■ GIVEN TASK:
Select and copy out every line in the records containing "feat".

(Data entries)
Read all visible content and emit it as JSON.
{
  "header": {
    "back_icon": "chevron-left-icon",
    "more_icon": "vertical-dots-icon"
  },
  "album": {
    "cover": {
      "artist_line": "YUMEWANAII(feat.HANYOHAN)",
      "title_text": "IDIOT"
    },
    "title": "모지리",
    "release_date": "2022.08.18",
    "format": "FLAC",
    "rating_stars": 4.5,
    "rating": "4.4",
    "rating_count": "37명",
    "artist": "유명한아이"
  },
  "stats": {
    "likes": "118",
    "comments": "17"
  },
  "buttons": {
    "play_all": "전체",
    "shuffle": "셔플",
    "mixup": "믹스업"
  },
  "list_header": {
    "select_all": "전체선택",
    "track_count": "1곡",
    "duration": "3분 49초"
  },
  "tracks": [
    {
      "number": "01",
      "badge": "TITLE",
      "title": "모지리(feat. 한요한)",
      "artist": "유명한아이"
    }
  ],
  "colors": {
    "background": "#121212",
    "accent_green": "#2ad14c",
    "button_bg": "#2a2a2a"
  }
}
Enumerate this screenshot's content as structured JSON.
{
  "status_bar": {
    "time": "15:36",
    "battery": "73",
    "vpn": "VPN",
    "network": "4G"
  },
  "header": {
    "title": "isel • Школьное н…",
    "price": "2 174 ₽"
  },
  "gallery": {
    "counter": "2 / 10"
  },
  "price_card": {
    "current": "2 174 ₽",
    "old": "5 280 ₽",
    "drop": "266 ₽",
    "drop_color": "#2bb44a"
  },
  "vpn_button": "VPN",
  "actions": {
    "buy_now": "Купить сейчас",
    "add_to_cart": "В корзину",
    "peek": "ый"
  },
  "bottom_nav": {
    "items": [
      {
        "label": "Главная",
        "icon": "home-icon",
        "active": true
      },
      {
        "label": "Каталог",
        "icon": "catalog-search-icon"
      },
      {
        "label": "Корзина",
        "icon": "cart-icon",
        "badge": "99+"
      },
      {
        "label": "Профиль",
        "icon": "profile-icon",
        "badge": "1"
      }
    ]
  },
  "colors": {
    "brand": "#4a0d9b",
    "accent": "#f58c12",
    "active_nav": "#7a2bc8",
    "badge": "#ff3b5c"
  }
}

■ WRITTEN RESPONSE:
      "artist_line": "YUMEWANAII(feat.HANYOHAN)",
      "title": "모지리(feat. 한요한)",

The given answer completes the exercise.